[Stored dataset items]
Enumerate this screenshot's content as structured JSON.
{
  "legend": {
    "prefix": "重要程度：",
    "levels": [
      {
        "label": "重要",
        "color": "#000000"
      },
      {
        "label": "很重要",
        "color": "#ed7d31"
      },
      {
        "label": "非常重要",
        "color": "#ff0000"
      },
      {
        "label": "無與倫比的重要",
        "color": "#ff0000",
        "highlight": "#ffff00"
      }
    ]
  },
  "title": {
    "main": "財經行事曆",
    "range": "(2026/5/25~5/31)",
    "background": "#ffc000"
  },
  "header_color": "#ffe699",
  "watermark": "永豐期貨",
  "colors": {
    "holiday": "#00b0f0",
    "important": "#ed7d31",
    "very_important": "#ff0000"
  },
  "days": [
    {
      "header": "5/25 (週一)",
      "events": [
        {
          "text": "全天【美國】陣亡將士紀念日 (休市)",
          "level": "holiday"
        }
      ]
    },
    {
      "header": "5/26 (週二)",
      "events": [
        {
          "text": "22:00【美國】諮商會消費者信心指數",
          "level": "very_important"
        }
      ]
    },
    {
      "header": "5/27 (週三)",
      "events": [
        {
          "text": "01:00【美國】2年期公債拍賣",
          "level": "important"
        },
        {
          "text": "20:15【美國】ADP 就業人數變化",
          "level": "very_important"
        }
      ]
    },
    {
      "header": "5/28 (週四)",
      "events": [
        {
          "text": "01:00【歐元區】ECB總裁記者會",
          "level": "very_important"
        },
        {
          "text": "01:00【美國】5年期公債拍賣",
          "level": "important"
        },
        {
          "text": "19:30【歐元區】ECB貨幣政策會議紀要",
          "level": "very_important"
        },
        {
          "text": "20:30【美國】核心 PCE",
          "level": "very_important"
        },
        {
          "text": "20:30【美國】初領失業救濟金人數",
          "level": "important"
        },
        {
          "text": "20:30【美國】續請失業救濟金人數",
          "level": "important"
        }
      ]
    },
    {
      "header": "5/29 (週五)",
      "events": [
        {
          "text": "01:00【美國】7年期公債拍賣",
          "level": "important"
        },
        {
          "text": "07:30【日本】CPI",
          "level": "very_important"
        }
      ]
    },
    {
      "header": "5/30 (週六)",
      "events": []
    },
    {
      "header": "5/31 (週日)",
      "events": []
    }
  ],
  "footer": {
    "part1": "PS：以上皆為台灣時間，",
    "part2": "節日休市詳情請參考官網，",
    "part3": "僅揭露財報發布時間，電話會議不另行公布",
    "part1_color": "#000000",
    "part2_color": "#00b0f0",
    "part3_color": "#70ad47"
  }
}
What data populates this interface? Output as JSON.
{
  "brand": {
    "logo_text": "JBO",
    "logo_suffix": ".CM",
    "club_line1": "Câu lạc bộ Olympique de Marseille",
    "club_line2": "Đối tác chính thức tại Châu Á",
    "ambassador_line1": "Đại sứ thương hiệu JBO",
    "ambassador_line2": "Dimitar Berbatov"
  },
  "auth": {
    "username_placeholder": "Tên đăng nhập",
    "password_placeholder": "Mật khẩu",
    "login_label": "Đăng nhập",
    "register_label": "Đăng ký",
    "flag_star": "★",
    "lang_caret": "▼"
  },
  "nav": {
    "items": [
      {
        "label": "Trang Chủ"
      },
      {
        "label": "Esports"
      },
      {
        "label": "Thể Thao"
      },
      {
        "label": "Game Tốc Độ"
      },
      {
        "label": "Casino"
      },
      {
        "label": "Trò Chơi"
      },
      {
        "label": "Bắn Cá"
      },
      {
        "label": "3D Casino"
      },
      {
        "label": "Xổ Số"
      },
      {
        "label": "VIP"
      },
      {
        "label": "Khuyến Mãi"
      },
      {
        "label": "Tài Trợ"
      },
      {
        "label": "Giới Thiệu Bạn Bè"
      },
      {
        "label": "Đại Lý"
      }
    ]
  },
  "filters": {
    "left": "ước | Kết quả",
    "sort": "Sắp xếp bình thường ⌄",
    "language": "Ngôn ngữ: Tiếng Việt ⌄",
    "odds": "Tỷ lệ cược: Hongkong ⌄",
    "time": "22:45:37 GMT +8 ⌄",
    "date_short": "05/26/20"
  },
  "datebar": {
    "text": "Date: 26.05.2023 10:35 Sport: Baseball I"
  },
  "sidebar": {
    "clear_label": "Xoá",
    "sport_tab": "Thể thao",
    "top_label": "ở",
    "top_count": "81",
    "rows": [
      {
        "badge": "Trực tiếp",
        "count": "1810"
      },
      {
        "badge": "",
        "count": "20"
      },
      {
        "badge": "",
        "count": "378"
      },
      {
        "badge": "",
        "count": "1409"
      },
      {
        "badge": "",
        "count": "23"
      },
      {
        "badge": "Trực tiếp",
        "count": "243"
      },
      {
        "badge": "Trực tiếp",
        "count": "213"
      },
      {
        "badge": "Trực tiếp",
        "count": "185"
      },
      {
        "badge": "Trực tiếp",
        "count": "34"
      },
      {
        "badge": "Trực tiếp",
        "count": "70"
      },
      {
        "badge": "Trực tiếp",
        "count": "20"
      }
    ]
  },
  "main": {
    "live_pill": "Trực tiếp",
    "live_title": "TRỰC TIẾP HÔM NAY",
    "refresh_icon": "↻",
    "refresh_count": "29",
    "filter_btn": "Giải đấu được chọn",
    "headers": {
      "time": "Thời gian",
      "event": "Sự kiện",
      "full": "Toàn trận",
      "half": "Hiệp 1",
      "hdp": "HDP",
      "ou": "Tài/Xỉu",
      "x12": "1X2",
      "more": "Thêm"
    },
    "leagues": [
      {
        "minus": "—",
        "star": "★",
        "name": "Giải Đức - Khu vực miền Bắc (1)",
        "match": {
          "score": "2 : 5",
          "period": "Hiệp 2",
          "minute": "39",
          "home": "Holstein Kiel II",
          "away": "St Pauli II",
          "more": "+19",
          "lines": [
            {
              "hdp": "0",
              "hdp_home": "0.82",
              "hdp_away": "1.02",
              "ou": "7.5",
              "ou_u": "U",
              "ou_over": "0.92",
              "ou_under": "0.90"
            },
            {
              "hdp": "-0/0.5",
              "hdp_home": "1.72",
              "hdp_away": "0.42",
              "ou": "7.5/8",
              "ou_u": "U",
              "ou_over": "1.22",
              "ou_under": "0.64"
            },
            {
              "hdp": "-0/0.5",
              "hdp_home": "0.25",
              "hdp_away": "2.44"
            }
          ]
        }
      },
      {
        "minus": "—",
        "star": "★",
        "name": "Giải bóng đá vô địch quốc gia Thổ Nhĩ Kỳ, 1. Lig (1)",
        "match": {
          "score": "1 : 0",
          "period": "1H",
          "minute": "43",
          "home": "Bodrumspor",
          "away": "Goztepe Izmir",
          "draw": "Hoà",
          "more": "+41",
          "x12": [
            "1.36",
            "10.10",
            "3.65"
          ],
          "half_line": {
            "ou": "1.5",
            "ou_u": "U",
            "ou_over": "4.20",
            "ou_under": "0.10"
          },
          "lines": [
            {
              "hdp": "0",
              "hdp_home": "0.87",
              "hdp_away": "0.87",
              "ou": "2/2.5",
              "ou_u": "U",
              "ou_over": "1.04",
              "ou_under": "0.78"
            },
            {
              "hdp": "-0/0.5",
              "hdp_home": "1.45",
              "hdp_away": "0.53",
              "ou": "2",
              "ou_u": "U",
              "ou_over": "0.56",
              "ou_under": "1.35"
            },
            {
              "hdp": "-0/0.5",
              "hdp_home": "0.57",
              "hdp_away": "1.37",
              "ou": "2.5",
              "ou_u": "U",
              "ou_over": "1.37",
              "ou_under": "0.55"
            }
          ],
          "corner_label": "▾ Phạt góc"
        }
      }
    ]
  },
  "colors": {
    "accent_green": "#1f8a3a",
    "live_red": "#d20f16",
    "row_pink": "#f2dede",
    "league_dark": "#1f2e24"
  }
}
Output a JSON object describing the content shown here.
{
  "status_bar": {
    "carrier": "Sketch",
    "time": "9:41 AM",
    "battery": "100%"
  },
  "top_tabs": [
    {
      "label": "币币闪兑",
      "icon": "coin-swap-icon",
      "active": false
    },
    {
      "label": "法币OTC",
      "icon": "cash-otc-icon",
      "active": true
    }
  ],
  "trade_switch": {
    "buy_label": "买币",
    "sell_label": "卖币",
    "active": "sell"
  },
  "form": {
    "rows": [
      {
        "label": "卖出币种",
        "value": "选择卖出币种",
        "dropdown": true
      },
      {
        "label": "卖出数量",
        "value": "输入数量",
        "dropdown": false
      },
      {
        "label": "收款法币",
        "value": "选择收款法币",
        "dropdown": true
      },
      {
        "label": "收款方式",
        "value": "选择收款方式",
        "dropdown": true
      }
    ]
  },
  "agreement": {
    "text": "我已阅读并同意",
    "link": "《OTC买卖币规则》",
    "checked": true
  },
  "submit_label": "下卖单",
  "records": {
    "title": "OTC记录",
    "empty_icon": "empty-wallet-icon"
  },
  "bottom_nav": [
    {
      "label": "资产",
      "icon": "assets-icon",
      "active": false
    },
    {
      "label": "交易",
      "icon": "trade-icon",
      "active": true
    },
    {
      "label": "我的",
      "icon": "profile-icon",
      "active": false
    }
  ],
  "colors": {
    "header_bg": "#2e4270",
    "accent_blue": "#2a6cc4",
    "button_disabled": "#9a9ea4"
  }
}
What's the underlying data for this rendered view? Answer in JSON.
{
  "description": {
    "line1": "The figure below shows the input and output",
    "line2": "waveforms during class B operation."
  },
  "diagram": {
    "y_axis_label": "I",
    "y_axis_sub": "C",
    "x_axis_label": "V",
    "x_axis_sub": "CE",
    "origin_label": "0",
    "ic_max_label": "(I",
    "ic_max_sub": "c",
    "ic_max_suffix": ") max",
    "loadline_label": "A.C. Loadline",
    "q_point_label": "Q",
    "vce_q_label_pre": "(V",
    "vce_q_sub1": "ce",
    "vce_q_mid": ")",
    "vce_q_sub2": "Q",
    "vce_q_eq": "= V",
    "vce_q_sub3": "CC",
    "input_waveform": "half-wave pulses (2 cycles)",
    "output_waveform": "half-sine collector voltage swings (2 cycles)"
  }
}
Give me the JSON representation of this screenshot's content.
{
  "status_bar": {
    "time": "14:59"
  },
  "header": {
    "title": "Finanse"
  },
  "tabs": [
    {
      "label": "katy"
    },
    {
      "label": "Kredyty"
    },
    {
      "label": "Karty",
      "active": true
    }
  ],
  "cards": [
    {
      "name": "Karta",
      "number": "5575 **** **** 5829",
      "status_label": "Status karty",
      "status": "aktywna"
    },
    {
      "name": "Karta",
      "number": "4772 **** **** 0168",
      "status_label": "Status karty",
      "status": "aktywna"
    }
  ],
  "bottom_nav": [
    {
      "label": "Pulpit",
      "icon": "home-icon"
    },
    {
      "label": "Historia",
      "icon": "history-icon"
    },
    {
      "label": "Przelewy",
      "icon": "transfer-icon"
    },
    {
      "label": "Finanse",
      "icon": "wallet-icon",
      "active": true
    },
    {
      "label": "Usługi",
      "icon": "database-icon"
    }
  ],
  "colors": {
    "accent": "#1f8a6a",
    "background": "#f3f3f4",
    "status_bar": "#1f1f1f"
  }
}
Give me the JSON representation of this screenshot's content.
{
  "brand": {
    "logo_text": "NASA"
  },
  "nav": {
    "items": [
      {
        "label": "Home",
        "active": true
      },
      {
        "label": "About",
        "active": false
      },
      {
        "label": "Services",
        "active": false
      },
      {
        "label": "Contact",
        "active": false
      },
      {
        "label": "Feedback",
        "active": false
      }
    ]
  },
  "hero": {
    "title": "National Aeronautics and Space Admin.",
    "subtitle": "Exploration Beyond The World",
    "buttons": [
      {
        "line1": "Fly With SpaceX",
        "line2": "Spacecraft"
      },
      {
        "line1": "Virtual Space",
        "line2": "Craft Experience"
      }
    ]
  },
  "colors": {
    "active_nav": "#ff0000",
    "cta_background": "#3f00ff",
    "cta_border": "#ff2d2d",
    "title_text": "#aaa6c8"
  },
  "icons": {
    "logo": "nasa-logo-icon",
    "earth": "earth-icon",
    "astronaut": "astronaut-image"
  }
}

• **Aim**
Return, from the data, each line that has the word "JSON" in it.

• **Answer to the problem**
Enumerate this screenshot's content as structured JSON.
What data populates this interface? Output as JSON.
Output a JSON object describing the content shown here.
What's the underlying data for this rendered view? Answer in JSON.
Give me the JSON representation of this screenshot's content.
Give me the JSON representation of this screenshot's content.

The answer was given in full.